▸ DIRECTION: Gather every line in the records below that contains the word "screenshot".

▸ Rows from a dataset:

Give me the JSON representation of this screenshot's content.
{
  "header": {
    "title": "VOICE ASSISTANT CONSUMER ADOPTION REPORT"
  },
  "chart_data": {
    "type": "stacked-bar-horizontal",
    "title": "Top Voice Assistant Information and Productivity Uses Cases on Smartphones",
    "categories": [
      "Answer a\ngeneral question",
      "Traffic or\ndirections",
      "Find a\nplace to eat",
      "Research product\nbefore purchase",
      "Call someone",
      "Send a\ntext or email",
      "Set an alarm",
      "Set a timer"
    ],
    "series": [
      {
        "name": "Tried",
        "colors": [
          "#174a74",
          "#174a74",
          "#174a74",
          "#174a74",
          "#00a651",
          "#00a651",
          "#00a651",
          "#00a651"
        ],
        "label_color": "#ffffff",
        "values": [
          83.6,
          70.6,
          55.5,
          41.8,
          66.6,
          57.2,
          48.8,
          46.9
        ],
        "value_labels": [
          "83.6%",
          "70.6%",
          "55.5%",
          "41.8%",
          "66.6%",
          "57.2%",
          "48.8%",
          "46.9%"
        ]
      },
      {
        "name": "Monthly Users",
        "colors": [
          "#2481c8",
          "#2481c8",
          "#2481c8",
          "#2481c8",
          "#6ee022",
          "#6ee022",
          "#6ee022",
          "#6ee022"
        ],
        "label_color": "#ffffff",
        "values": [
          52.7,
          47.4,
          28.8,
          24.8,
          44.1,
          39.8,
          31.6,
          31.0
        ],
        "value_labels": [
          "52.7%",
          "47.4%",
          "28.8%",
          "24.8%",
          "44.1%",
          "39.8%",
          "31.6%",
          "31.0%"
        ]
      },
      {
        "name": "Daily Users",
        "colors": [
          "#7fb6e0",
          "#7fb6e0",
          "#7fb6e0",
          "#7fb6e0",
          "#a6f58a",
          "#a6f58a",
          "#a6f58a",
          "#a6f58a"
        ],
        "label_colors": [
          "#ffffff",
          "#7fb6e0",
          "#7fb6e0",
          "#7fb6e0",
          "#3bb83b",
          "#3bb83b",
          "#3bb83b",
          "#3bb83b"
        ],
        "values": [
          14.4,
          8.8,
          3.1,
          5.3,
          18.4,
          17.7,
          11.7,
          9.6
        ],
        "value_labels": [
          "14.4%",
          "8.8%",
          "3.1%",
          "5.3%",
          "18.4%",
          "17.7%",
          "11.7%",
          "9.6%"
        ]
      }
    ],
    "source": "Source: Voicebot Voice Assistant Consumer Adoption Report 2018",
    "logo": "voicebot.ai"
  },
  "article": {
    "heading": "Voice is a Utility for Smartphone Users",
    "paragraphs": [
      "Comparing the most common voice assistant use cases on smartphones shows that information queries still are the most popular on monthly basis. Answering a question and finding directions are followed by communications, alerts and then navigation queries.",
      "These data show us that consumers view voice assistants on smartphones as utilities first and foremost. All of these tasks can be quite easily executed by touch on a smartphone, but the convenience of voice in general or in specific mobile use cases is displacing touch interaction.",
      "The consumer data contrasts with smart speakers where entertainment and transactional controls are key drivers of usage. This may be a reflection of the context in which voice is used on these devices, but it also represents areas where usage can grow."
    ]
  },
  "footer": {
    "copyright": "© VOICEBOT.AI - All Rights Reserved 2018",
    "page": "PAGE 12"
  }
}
--
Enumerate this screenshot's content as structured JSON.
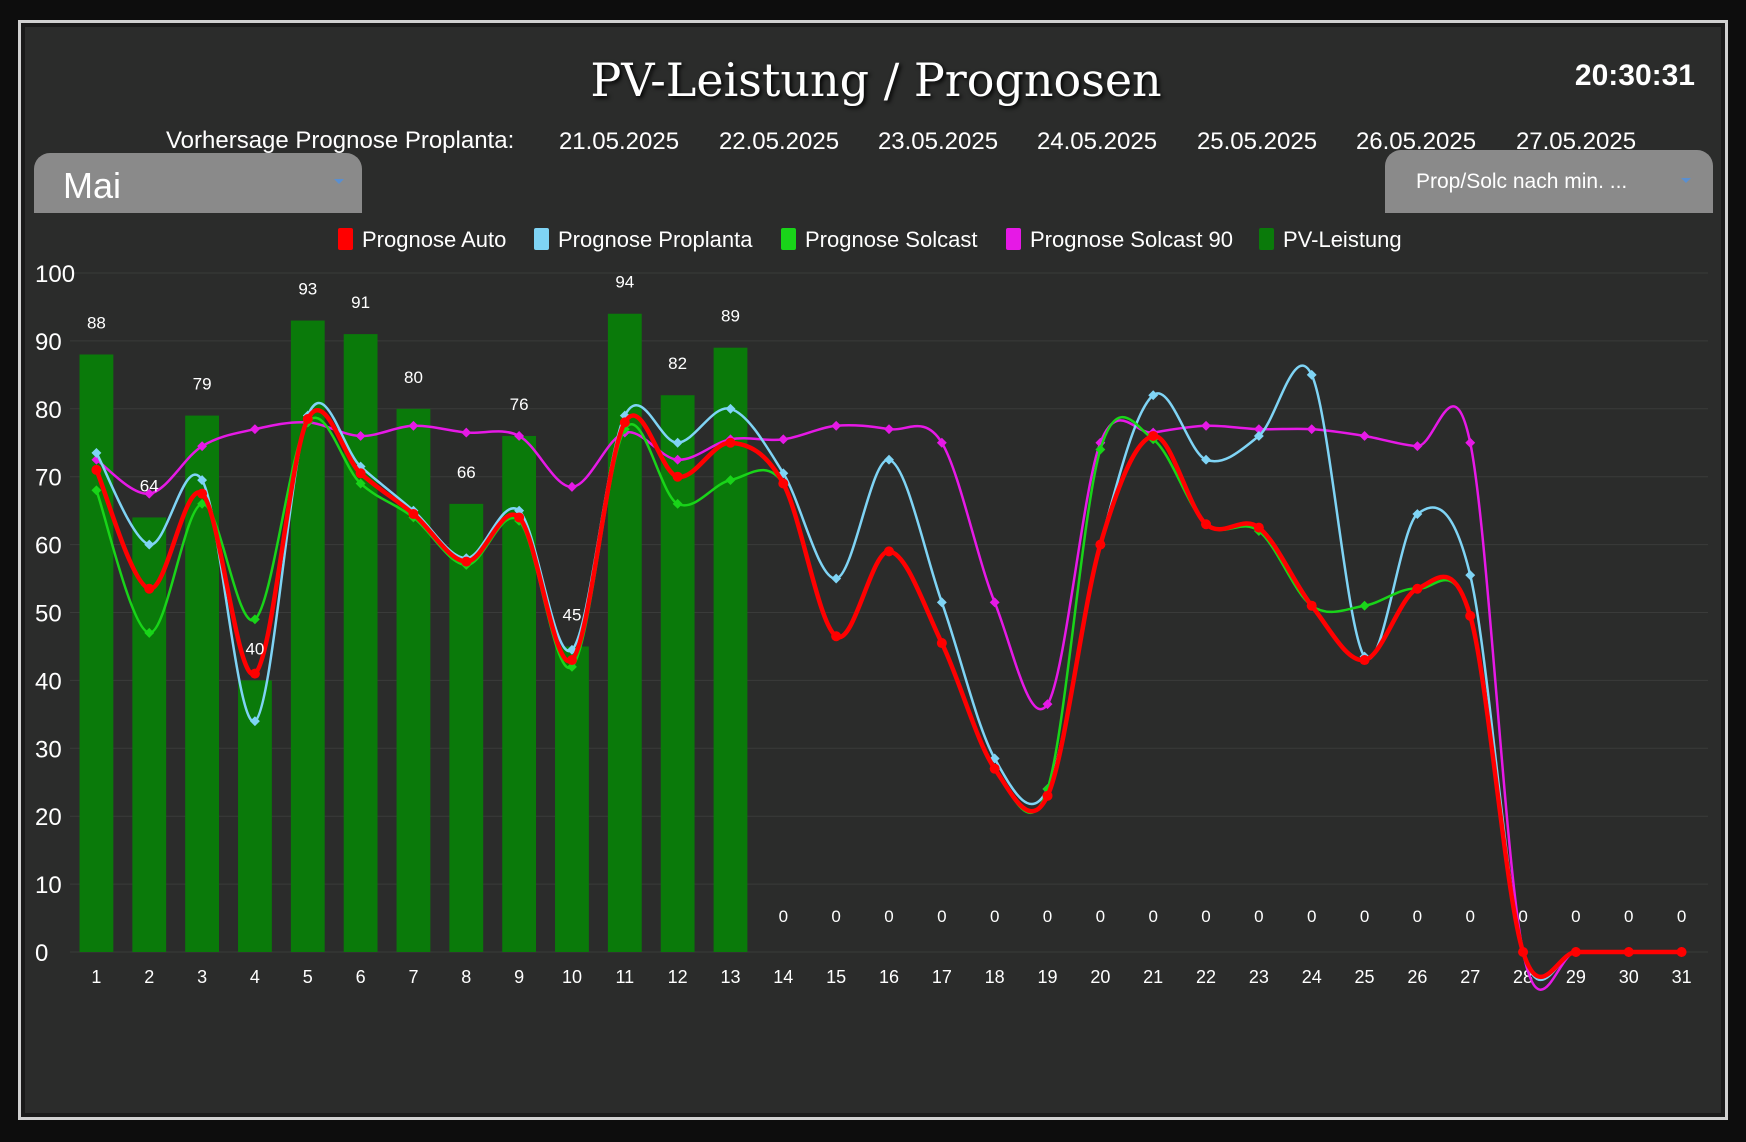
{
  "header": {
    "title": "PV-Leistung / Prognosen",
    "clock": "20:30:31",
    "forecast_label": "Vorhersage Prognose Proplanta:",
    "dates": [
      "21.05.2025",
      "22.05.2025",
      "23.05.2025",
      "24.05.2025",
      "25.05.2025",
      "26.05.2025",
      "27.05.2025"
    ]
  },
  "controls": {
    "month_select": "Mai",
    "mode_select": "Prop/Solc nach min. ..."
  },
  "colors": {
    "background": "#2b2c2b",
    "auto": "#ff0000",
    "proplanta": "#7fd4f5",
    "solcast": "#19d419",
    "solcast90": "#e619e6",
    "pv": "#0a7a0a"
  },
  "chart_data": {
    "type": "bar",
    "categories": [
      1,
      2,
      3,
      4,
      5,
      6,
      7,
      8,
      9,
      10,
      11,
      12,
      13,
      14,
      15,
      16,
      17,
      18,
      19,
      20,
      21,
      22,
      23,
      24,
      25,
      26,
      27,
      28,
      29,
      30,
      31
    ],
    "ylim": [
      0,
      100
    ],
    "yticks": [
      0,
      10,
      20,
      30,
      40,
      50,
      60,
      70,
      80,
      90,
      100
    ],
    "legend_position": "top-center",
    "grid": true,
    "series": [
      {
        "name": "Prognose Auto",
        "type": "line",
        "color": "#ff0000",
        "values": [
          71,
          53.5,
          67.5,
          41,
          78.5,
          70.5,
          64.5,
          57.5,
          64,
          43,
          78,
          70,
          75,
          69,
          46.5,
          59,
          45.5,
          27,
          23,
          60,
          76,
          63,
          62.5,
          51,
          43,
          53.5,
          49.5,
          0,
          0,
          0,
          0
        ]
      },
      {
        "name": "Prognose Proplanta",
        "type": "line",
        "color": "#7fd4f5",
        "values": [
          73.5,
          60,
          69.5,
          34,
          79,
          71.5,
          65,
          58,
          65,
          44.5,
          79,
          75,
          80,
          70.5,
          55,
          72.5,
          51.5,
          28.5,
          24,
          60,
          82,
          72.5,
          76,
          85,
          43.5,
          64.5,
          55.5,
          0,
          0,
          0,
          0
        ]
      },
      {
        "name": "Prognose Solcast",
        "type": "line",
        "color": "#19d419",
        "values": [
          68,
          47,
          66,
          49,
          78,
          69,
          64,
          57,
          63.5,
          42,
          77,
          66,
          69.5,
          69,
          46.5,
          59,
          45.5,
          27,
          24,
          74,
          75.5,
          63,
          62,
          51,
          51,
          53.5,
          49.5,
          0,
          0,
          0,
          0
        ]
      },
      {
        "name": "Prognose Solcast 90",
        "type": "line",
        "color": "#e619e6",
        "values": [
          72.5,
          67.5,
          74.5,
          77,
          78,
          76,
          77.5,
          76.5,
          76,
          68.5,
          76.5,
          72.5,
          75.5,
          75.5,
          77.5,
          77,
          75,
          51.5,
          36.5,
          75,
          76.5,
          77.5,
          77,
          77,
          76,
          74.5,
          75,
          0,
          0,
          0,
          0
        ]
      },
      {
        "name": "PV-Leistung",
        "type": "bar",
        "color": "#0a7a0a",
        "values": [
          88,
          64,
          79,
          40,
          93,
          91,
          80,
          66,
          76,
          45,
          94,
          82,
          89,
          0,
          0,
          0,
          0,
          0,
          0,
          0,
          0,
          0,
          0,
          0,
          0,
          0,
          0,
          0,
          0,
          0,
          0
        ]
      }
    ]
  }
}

▸ EXERCISE RESULT:
Give me the JSON representation of this screenshot's content.
Enumerate this screenshot's content as structured JSON.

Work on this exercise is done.